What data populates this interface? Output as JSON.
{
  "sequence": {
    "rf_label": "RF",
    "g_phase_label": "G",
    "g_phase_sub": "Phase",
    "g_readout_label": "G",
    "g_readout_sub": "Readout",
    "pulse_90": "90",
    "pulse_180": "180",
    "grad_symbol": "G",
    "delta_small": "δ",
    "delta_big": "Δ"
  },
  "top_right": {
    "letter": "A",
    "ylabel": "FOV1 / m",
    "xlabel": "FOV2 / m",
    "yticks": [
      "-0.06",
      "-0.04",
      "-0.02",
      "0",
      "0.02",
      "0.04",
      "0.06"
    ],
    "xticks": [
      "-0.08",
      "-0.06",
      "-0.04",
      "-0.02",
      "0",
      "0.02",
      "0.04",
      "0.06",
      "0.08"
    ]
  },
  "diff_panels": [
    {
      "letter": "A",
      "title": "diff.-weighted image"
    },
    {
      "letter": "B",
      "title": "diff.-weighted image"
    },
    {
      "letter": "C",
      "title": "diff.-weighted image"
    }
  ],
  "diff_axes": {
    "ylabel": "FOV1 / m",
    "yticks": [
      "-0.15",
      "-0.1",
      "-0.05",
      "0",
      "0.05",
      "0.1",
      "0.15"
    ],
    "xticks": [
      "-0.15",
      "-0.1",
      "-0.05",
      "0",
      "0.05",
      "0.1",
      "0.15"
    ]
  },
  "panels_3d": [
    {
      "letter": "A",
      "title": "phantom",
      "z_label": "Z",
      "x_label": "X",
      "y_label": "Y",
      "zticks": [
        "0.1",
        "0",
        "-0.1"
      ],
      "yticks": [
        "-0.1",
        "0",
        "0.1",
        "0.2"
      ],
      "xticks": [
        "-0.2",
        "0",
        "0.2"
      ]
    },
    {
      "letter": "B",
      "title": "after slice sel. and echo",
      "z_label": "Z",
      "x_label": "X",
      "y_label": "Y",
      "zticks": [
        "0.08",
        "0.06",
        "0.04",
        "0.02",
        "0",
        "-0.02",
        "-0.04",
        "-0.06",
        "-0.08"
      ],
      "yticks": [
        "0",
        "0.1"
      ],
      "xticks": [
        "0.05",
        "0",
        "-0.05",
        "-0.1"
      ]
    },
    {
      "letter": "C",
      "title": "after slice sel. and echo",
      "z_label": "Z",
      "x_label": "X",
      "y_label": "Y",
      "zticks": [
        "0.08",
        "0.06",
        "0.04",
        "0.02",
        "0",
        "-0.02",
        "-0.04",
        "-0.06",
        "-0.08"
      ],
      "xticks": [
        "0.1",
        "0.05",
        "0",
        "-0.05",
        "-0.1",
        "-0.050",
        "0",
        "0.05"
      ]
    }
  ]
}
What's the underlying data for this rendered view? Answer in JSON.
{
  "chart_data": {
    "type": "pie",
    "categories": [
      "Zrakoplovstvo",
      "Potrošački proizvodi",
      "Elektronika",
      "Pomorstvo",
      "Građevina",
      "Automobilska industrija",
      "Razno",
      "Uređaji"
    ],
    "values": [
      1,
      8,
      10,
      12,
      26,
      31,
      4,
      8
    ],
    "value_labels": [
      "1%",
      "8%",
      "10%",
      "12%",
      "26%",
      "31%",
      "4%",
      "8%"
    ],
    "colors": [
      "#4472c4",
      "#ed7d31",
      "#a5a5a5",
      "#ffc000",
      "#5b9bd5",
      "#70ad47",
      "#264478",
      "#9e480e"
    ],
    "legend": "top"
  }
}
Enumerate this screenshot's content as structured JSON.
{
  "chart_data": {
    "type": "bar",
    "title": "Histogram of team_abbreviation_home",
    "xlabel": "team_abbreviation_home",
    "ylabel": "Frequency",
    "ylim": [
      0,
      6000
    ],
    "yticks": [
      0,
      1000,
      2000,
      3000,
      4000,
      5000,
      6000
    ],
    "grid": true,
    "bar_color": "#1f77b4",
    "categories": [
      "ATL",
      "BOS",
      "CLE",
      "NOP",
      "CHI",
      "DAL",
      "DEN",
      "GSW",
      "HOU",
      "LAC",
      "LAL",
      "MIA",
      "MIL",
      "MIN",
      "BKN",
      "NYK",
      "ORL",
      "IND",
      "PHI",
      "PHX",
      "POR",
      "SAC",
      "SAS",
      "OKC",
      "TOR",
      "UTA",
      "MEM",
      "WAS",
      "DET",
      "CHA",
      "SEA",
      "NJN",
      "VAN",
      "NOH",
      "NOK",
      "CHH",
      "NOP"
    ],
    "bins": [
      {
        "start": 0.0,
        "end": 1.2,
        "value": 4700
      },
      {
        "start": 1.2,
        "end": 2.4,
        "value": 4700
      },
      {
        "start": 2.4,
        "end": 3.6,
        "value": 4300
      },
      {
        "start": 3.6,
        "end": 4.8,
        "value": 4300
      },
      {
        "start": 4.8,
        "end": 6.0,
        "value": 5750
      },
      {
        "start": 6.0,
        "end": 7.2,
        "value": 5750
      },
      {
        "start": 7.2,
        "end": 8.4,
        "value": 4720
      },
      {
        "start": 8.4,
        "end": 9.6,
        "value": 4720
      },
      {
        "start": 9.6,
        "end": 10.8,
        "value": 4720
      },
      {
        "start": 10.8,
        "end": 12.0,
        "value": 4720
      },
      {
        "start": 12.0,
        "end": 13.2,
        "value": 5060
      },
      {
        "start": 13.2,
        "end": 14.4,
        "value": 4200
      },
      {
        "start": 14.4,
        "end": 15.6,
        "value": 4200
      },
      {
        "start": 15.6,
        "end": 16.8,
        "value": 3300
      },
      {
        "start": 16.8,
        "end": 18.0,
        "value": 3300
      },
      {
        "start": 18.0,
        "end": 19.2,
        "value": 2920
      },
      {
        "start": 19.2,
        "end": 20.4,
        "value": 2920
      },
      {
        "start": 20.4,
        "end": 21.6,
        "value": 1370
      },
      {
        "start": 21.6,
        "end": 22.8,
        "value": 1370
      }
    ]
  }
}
# # # # #
DIRECTIONS FOR THIS TASK: Collect from the data above every line that includes "JSON".

WRITTEN ANSWER:
What data populates this interface? Output as JSON.
What's the underlying data for this rendered view? Answer in JSON.
Enumerate this screenshot's content as structured JSON.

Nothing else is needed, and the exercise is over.